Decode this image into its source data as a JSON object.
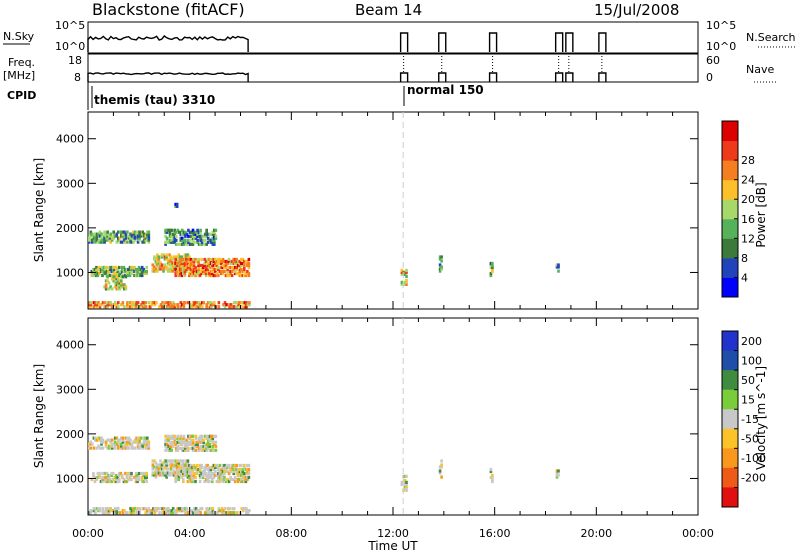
{
  "header": {
    "station": "Blackstone (fitACF)",
    "beam": "Beam 14",
    "date": "15/Jul/2008"
  },
  "left_labels": {
    "nsky": "N.Sky",
    "nsky_ticks": [
      "10^5",
      "10^0"
    ],
    "freq": "Freq.",
    "freq_unit": "[MHz]",
    "freq_ticks": [
      "18",
      "8"
    ],
    "cpid": "CPID"
  },
  "right_labels": {
    "nsearch": "N.Search",
    "nsearch_ticks": [
      "10^5",
      "10^0"
    ],
    "nave": "Nave",
    "nave_ticks": [
      "60",
      "0"
    ]
  },
  "cpid_annotations": [
    {
      "text": "themis (tau) 3310",
      "time_hours": 0.0
    },
    {
      "text": "normal 150",
      "time_hours": 12.3
    }
  ],
  "colors": {
    "power_scale": [
      "#0000ff",
      "#2244bb",
      "#3c7a3c",
      "#56b25a",
      "#a6d96a",
      "#fdbf2a",
      "#f57f20",
      "#ee3a1a",
      "#dd0000"
    ],
    "velocity_scale": [
      "#2233cc",
      "#1f4ea8",
      "#3f8b3f",
      "#7acc3a",
      "#c8c8c8",
      "#fcc22a",
      "#f8981c",
      "#f05a18",
      "#e01010"
    ]
  },
  "chart_data": [
    {
      "type": "heatmap",
      "name": "power",
      "xlabel": "",
      "ylabel": "Slant Range [km]",
      "x_tick_labels": [
        "00:00",
        "04:00",
        "08:00",
        "12:00",
        "16:00",
        "20:00",
        "00:00"
      ],
      "y_tick_labels": [
        "1000",
        "2000",
        "3000",
        "4000"
      ],
      "xlim": [
        0,
        24
      ],
      "ylim": [
        180,
        4600
      ],
      "colorbar": {
        "label": "Power [dB]",
        "ticks": [
          "4",
          "8",
          "12",
          "16",
          "20",
          "24",
          "28"
        ],
        "range": [
          0,
          30
        ]
      },
      "scatter_regions_time_h_range_km_level": [
        [
          0.0,
          2.4,
          1650,
          1900,
          0.35
        ],
        [
          0.1,
          2.3,
          900,
          1100,
          0.4
        ],
        [
          0.6,
          1.5,
          600,
          900,
          0.5
        ],
        [
          2.5,
          4.0,
          1000,
          1400,
          0.6
        ],
        [
          3.4,
          6.3,
          900,
          1300,
          0.75
        ],
        [
          0.0,
          6.3,
          200,
          320,
          0.7
        ],
        [
          3.0,
          5.0,
          1600,
          1950,
          0.3
        ],
        [
          3.4,
          3.5,
          2450,
          2620,
          0.2
        ],
        [
          12.3,
          12.5,
          700,
          1050,
          0.6
        ],
        [
          13.8,
          13.9,
          1000,
          1400,
          0.3
        ],
        [
          15.8,
          15.9,
          900,
          1200,
          0.35
        ],
        [
          18.4,
          18.5,
          1000,
          1150,
          0.25
        ]
      ]
    },
    {
      "type": "heatmap",
      "name": "velocity",
      "xlabel": "Time UT",
      "ylabel": "Slant Range [km]",
      "x_tick_labels": [
        "00:00",
        "04:00",
        "08:00",
        "12:00",
        "16:00",
        "20:00",
        "00:00"
      ],
      "y_tick_labels": [
        "1000",
        "2000",
        "3000",
        "4000"
      ],
      "xlim": [
        0,
        24
      ],
      "ylim": [
        180,
        4600
      ],
      "colorbar": {
        "label": "Velocity [m s^-1]",
        "ticks": [
          "200",
          "100",
          "50",
          "15",
          "-15",
          "-50",
          "-100",
          "-200"
        ],
        "range": [
          -250,
          250
        ]
      },
      "scatter_regions_time_h_range_km_level": [
        [
          0.0,
          2.4,
          1650,
          1900,
          0.5
        ],
        [
          0.1,
          2.3,
          900,
          1100,
          0.5
        ],
        [
          2.5,
          4.0,
          1000,
          1400,
          0.55
        ],
        [
          3.4,
          6.3,
          900,
          1300,
          0.5
        ],
        [
          0.0,
          6.3,
          200,
          320,
          0.3
        ],
        [
          3.0,
          5.0,
          1600,
          1950,
          0.4
        ],
        [
          12.3,
          12.5,
          700,
          1050,
          0.5
        ],
        [
          13.8,
          13.9,
          1000,
          1400,
          0.5
        ],
        [
          15.8,
          15.9,
          900,
          1200,
          0.5
        ],
        [
          18.4,
          18.5,
          1000,
          1150,
          0.3
        ]
      ]
    }
  ]
}
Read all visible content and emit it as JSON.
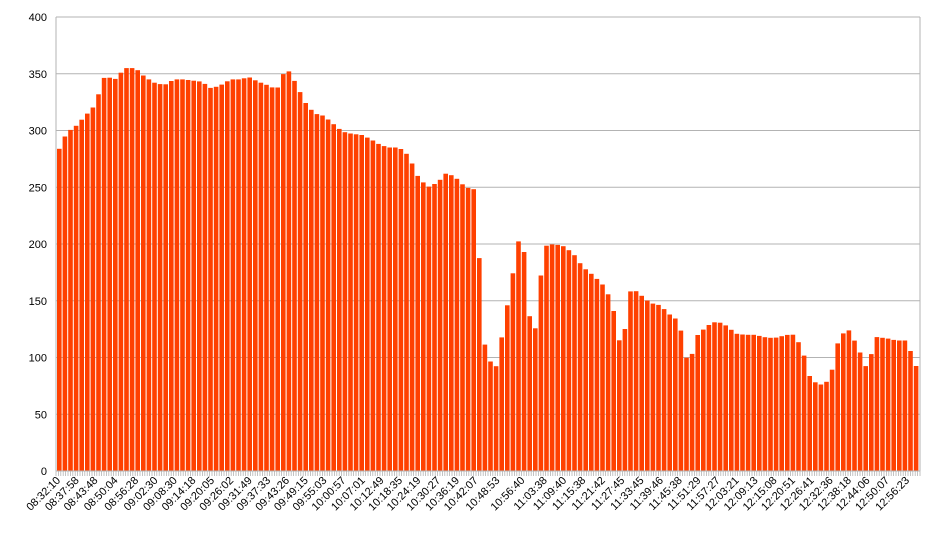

*-*-*

WORK TO BE COMPLETED:
What is needed is an exact reproduction of the data, pictures excluded.

SOLUTION TO THE PROBLEM:
Decode this image into its source data as a JSON object.
{
  "header": {
    "station": "Blackstone (fitACF)",
    "beam": "Beam 14",
    "date": "15/Jul/2008"
  },
  "left_labels": {
    "nsky": "N.Sky",
    "nsky_ticks": [
      "10^5",
      "10^0"
    ],
    "freq": "Freq.",
    "freq_unit": "[MHz]",
    "freq_ticks": [
      "18",
      "8"
    ],
    "cpid": "CPID"
  },
  "right_labels": {
    "nsearch": "N.Search",
    "nsearch_ticks": [
      "10^5",
      "10^0"
    ],
    "nave": "Nave",
    "nave_ticks": [
      "60",
      "0"
    ]
  },
  "cpid_annotations": [
    {
      "text": "themis (tau) 3310",
      "time_hours": 0.0
    },
    {
      "text": "normal 150",
      "time_hours": 12.3
    }
  ],
  "colors": {
    "power_scale": [
      "#0000ff",
      "#2244bb",
      "#3c7a3c",
      "#56b25a",
      "#a6d96a",
      "#fdbf2a",
      "#f57f20",
      "#ee3a1a",
      "#dd0000"
    ],
    "velocity_scale": [
      "#2233cc",
      "#1f4ea8",
      "#3f8b3f",
      "#7acc3a",
      "#c8c8c8",
      "#fcc22a",
      "#f8981c",
      "#f05a18",
      "#e01010"
    ]
  },
  "chart_data": [
    {
      "type": "heatmap",
      "name": "power",
      "xlabel": "",
      "ylabel": "Slant Range [km]",
      "x_tick_labels": [
        "00:00",
        "04:00",
        "08:00",
        "12:00",
        "16:00",
        "20:00",
        "00:00"
      ],
      "y_tick_labels": [
        "1000",
        "2000",
        "3000",
        "4000"
      ],
      "xlim": [
        0,
        24
      ],
      "ylim": [
        180,
        4600
      ],
      "colorbar": {
        "label": "Power [dB]",
        "ticks": [
          "4",
          "8",
          "12",
          "16",
          "20",
          "24",
          "28"
        ],
        "range": [
          0,
          30
        ]
      },
      "scatter_regions_time_h_range_km_level": [
        [
          0.0,
          2.4,
          1650,
          1900,
          0.35
        ],
        [
          0.1,
          2.3,
          900,
          1100,
          0.4
        ],
        [
          0.6,
          1.5,
          600,
          900,
          0.5
        ],
        [
          2.5,
          4.0,
          1000,
          1400,
          0.6
        ],
        [
          3.4,
          6.3,
          900,
          1300,
          0.75
        ],
        [
          0.0,
          6.3,
          200,
          320,
          0.7
        ],
        [
          3.0,
          5.0,
          1600,
          1950,
          0.3
        ],
        [
          3.4,
          3.5,
          2450,
          2620,
          0.2
        ],
        [
          12.3,
          12.5,
          700,
          1050,
          0.6
        ],
        [
          13.8,
          13.9,
          1000,
          1400,
          0.3
        ],
        [
          15.8,
          15.9,
          900,
          1200,
          0.35
        ],
        [
          18.4,
          18.5,
          1000,
          1150,
          0.25
        ]
      ]
    },
    {
      "type": "heatmap",
      "name": "velocity",
      "xlabel": "Time UT",
      "ylabel": "Slant Range [km]",
      "x_tick_labels": [
        "00:00",
        "04:00",
        "08:00",
        "12:00",
        "16:00",
        "20:00",
        "00:00"
      ],
      "y_tick_labels": [
        "1000",
        "2000",
        "3000",
        "4000"
      ],
      "xlim": [
        0,
        24
      ],
      "ylim": [
        180,
        4600
      ],
      "colorbar": {
        "label": "Velocity [m s^-1]",
        "ticks": [
          "200",
          "100",
          "50",
          "15",
          "-15",
          "-50",
          "-100",
          "-200"
        ],
        "range": [
          -250,
          250
        ]
      },
      "scatter_regions_time_h_range_km_level": [
        [
          0.0,
          2.4,
          1650,
          1900,
          0.5
        ],
        [
          0.1,
          2.3,
          900,
          1100,
          0.5
        ],
        [
          2.5,
          4.0,
          1000,
          1400,
          0.55
        ],
        [
          3.4,
          6.3,
          900,
          1300,
          0.5
        ],
        [
          0.0,
          6.3,
          200,
          320,
          0.3
        ],
        [
          3.0,
          5.0,
          1600,
          1950,
          0.4
        ],
        [
          12.3,
          12.5,
          700,
          1050,
          0.5
        ],
        [
          13.8,
          13.9,
          1000,
          1400,
          0.5
        ],
        [
          15.8,
          15.9,
          900,
          1200,
          0.5
        ],
        [
          18.4,
          18.5,
          1000,
          1150,
          0.3
        ]
      ]
    }
  ]
}
Read all visible content and emit it as JSON.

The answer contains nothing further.